→ **Input records**
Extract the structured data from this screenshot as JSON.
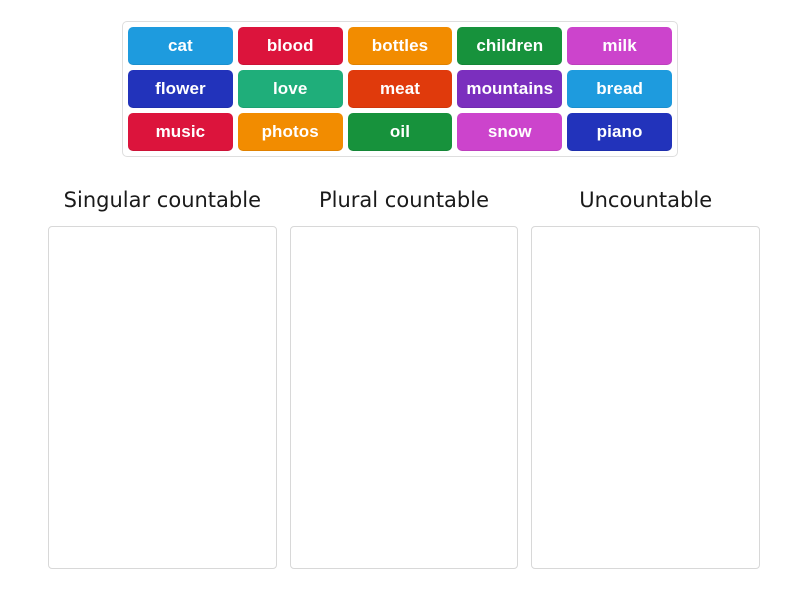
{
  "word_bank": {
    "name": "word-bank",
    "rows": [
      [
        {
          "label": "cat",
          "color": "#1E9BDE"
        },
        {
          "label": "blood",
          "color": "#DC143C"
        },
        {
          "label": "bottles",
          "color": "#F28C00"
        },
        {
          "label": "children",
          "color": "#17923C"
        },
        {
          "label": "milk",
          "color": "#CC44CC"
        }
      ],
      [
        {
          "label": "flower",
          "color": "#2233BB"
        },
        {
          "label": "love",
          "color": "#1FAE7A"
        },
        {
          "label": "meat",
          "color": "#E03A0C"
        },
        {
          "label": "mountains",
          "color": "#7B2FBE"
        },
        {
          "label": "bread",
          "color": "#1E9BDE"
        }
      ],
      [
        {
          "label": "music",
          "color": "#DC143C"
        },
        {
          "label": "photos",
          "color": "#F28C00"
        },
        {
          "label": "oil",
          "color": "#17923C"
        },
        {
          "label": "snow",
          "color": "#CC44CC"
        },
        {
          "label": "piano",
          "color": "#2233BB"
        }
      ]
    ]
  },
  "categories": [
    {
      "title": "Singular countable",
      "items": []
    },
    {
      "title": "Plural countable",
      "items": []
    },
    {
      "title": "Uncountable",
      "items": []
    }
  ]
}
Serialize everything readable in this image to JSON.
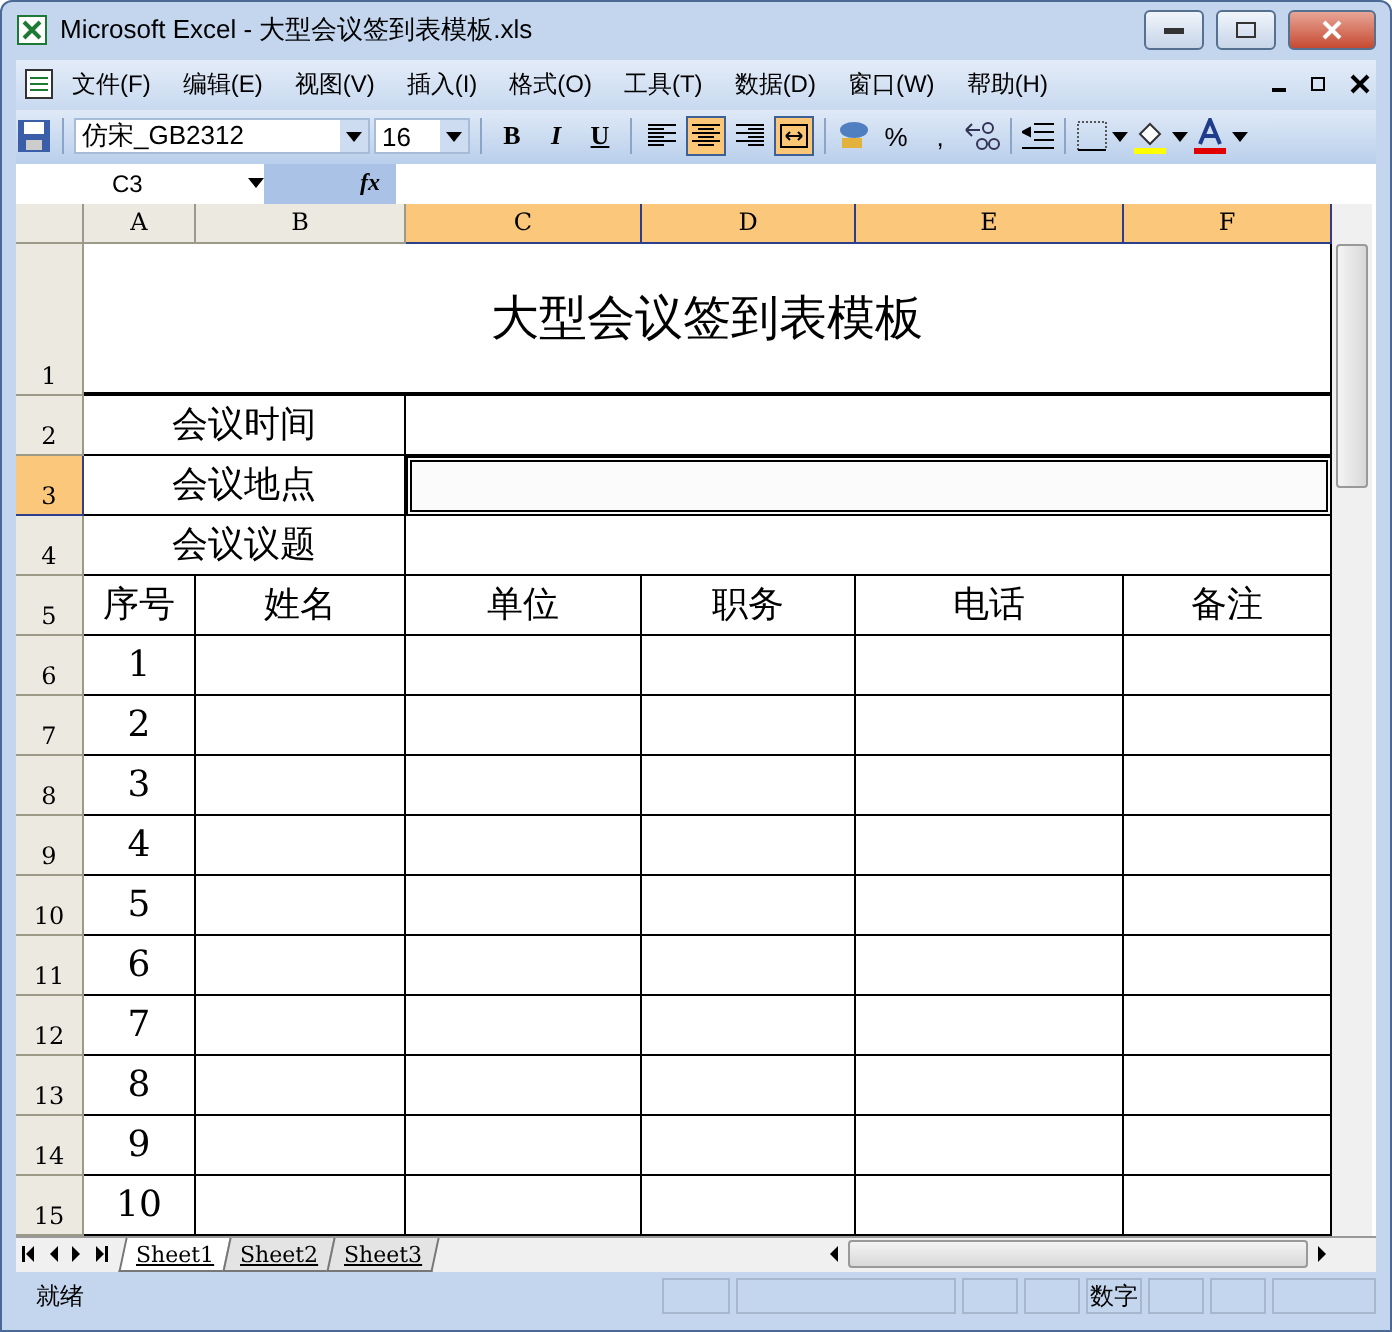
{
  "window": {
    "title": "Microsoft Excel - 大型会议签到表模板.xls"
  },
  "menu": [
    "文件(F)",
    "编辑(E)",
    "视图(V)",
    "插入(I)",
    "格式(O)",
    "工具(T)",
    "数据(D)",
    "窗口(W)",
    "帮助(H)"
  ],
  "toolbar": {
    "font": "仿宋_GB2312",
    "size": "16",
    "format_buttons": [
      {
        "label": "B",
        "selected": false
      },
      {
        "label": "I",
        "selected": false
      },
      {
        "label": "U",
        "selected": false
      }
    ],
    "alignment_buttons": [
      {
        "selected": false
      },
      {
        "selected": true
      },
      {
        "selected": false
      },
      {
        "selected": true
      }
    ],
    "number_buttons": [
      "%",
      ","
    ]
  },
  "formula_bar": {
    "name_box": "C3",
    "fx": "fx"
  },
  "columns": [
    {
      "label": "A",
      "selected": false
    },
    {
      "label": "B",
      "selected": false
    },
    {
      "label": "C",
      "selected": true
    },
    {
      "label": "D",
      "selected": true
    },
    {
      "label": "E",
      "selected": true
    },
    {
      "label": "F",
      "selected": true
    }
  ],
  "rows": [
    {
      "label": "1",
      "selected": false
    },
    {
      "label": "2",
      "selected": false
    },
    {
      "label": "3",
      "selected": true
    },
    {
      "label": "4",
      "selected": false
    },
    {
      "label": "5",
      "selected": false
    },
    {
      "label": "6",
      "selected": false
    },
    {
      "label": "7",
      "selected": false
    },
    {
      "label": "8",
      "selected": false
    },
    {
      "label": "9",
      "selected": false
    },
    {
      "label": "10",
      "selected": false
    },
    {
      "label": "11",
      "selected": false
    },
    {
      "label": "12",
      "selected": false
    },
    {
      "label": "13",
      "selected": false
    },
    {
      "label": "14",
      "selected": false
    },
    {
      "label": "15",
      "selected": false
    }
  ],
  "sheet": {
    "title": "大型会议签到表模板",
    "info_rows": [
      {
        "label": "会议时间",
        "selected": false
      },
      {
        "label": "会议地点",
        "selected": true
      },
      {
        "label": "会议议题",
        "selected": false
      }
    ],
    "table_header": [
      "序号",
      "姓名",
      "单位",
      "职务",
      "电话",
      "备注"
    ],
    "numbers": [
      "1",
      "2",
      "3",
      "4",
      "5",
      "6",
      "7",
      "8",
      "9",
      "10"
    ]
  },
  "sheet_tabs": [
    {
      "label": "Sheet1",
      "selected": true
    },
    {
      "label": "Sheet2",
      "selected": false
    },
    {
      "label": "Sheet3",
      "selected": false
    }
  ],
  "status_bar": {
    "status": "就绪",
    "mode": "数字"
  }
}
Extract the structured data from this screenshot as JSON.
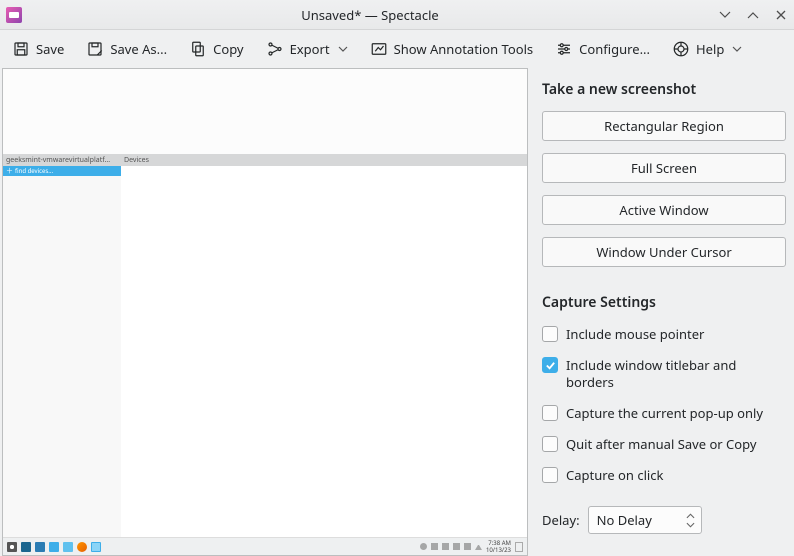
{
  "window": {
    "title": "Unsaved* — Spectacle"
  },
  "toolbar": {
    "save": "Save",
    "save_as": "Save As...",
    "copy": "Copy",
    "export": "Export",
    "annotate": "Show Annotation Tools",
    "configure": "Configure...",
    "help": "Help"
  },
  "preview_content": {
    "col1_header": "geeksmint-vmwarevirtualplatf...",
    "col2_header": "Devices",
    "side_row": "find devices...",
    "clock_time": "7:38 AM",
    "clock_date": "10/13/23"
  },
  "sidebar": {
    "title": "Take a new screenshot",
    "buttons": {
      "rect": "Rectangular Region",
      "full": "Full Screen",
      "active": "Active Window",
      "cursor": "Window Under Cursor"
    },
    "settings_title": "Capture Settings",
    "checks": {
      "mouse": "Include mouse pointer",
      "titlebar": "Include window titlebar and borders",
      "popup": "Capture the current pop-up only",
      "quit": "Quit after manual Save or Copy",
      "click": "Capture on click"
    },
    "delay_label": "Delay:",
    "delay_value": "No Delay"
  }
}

→ **Exercise details**
Drop the pictures and reproduce the rest of the entries above exactly.

→ **Final answer**
Extract the structured data from this screenshot as JSON.
{
  "word_bank": {
    "name": "word-bank",
    "rows": [
      [
        {
          "label": "cat",
          "color": "#1E9BDE"
        },
        {
          "label": "blood",
          "color": "#DC143C"
        },
        {
          "label": "bottles",
          "color": "#F28C00"
        },
        {
          "label": "children",
          "color": "#17923C"
        },
        {
          "label": "milk",
          "color": "#CC44CC"
        }
      ],
      [
        {
          "label": "flower",
          "color": "#2233BB"
        },
        {
          "label": "love",
          "color": "#1FAE7A"
        },
        {
          "label": "meat",
          "color": "#E03A0C"
        },
        {
          "label": "mountains",
          "color": "#7B2FBE"
        },
        {
          "label": "bread",
          "color": "#1E9BDE"
        }
      ],
      [
        {
          "label": "music",
          "color": "#DC143C"
        },
        {
          "label": "photos",
          "color": "#F28C00"
        },
        {
          "label": "oil",
          "color": "#17923C"
        },
        {
          "label": "snow",
          "color": "#CC44CC"
        },
        {
          "label": "piano",
          "color": "#2233BB"
        }
      ]
    ]
  },
  "categories": [
    {
      "title": "Singular countable",
      "items": []
    },
    {
      "title": "Plural countable",
      "items": []
    },
    {
      "title": "Uncountable",
      "items": []
    }
  ]
}
Serialize everything readable in this image to JSON.
{
  "window": {
    "title": "Microsoft Excel - 大型会议签到表模板.xls"
  },
  "menu": [
    "文件(F)",
    "编辑(E)",
    "视图(V)",
    "插入(I)",
    "格式(O)",
    "工具(T)",
    "数据(D)",
    "窗口(W)",
    "帮助(H)"
  ],
  "toolbar": {
    "font": "仿宋_GB2312",
    "size": "16",
    "format_buttons": [
      {
        "label": "B",
        "selected": false
      },
      {
        "label": "I",
        "selected": false
      },
      {
        "label": "U",
        "selected": false
      }
    ],
    "alignment_buttons": [
      {
        "selected": false
      },
      {
        "selected": true
      },
      {
        "selected": false
      },
      {
        "selected": true
      }
    ],
    "number_buttons": [
      "%",
      ","
    ]
  },
  "formula_bar": {
    "name_box": "C3",
    "fx": "fx"
  },
  "columns": [
    {
      "label": "A",
      "selected": false
    },
    {
      "label": "B",
      "selected": false
    },
    {
      "label": "C",
      "selected": true
    },
    {
      "label": "D",
      "selected": true
    },
    {
      "label": "E",
      "selected": true
    },
    {
      "label": "F",
      "selected": true
    }
  ],
  "rows": [
    {
      "label": "1",
      "selected": false
    },
    {
      "label": "2",
      "selected": false
    },
    {
      "label": "3",
      "selected": true
    },
    {
      "label": "4",
      "selected": false
    },
    {
      "label": "5",
      "selected": false
    },
    {
      "label": "6",
      "selected": false
    },
    {
      "label": "7",
      "selected": false
    },
    {
      "label": "8",
      "selected": false
    },
    {
      "label": "9",
      "selected": false
    },
    {
      "label": "10",
      "selected": false
    },
    {
      "label": "11",
      "selected": false
    },
    {
      "label": "12",
      "selected": false
    },
    {
      "label": "13",
      "selected": false
    },
    {
      "label": "14",
      "selected": false
    },
    {
      "label": "15",
      "selected": false
    }
  ],
  "sheet": {
    "title": "大型会议签到表模板",
    "info_rows": [
      {
        "label": "会议时间",
        "selected": false
      },
      {
        "label": "会议地点",
        "selected": true
      },
      {
        "label": "会议议题",
        "selected": false
      }
    ],
    "table_header": [
      "序号",
      "姓名",
      "单位",
      "职务",
      "电话",
      "备注"
    ],
    "numbers": [
      "1",
      "2",
      "3",
      "4",
      "5",
      "6",
      "7",
      "8",
      "9",
      "10"
    ]
  },
  "sheet_tabs": [
    {
      "label": "Sheet1",
      "selected": true
    },
    {
      "label": "Sheet2",
      "selected": false
    },
    {
      "label": "Sheet3",
      "selected": false
    }
  ],
  "status_bar": {
    "status": "就绪",
    "mode": "数字"
  }
}
Extract the structured data from this screenshot as JSON.
{
  "window": {
    "title": "Unsaved* — Spectacle"
  },
  "toolbar": {
    "save": "Save",
    "save_as": "Save As...",
    "copy": "Copy",
    "export": "Export",
    "annotate": "Show Annotation Tools",
    "configure": "Configure...",
    "help": "Help"
  },
  "preview_content": {
    "col1_header": "geeksmint-vmwarevirtualplatf...",
    "col2_header": "Devices",
    "side_row": "find devices...",
    "clock_time": "7:38 AM",
    "clock_date": "10/13/23"
  },
  "sidebar": {
    "title": "Take a new screenshot",
    "buttons": {
      "rect": "Rectangular Region",
      "full": "Full Screen",
      "active": "Active Window",
      "cursor": "Window Under Cursor"
    },
    "settings_title": "Capture Settings",
    "checks": {
      "mouse": "Include mouse pointer",
      "titlebar": "Include window titlebar and borders",
      "popup": "Capture the current pop-up only",
      "quit": "Quit after manual Save or Copy",
      "click": "Capture on click"
    },
    "delay_label": "Delay:",
    "delay_value": "No Delay"
  }
}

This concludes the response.